- _Direction_:
Your task is to repeat all of the data exactly while excluding the pictures.

- _Exercise data_:
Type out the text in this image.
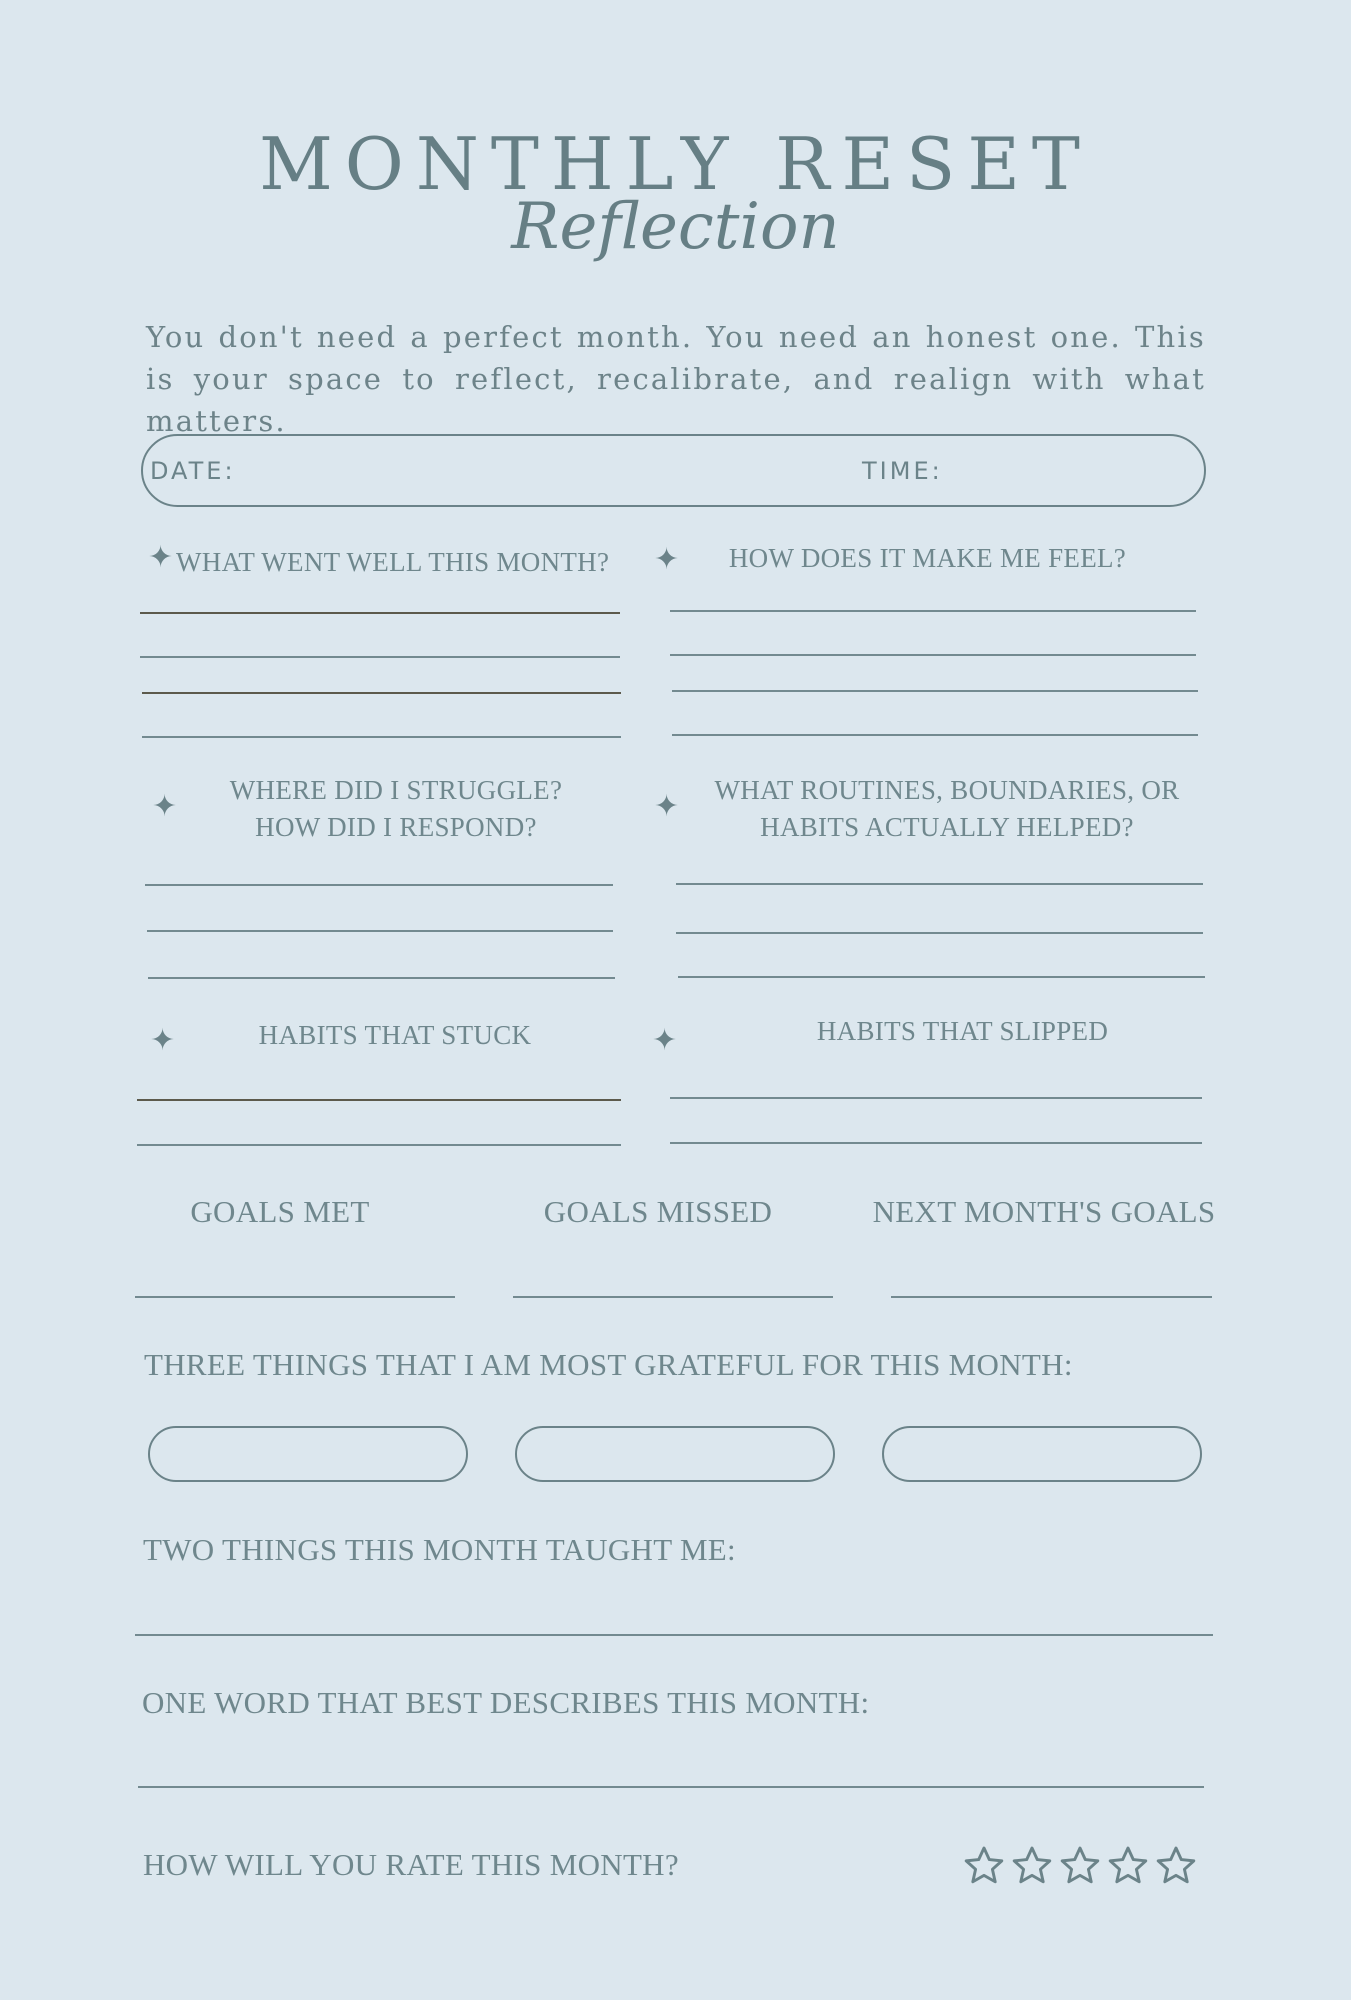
MONTHLY RESET
Reflection
You don't need a perfect month. You need an honest one. This is your space to reflect, recalibrate, and realign with what matters.
DATE:	TIME:
✦ WHAT WENT WELL THIS MONTH?	✦	HOW DOES IT MAKE ME FEEL?
✦	WHERE DID I STRUGGLE?
HOW DID I RESPOND?
✦	WHAT ROUTINES, BOUNDARIES, OR
HABITS ACTUALLY HELPED?
✦	HABITS THAT STUCK	✦	HABITS THAT SLIPPED
GOALS MET	GOALS MISSED	NEXT MONTH'S GOALS
THREE THINGS THAT I AM MOST GRATEFUL FOR THIS MONTH:
TWO THINGS THIS MONTH TAUGHT ME:
ONE WORD THAT BEST DESCRIBES THIS MONTH:
HOW WILL YOU RATE THIS MONTH?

- _The solution_:
Type out the text in this image.
MONTHLY RESET
Reflection
You don't need a perfect month. You need an honest one. This is your space to reflect, recalibrate, and realign with what matters.
DATE:	TIME:
✦ WHAT WENT WELL THIS MONTH?	✦	HOW DOES IT MAKE ME FEEL?
✦	WHERE DID I STRUGGLE?
HOW DID I RESPOND?
✦	WHAT ROUTINES, BOUNDARIES, OR
HABITS ACTUALLY HELPED?
✦	HABITS THAT STUCK	✦	HABITS THAT SLIPPED
GOALS MET	GOALS MISSED	NEXT MONTH'S GOALS
THREE THINGS THAT I AM MOST GRATEFUL FOR THIS MONTH:
TWO THINGS THIS MONTH TAUGHT ME:
ONE WORD THAT BEST DESCRIBES THIS MONTH:
HOW WILL YOU RATE THIS MONTH?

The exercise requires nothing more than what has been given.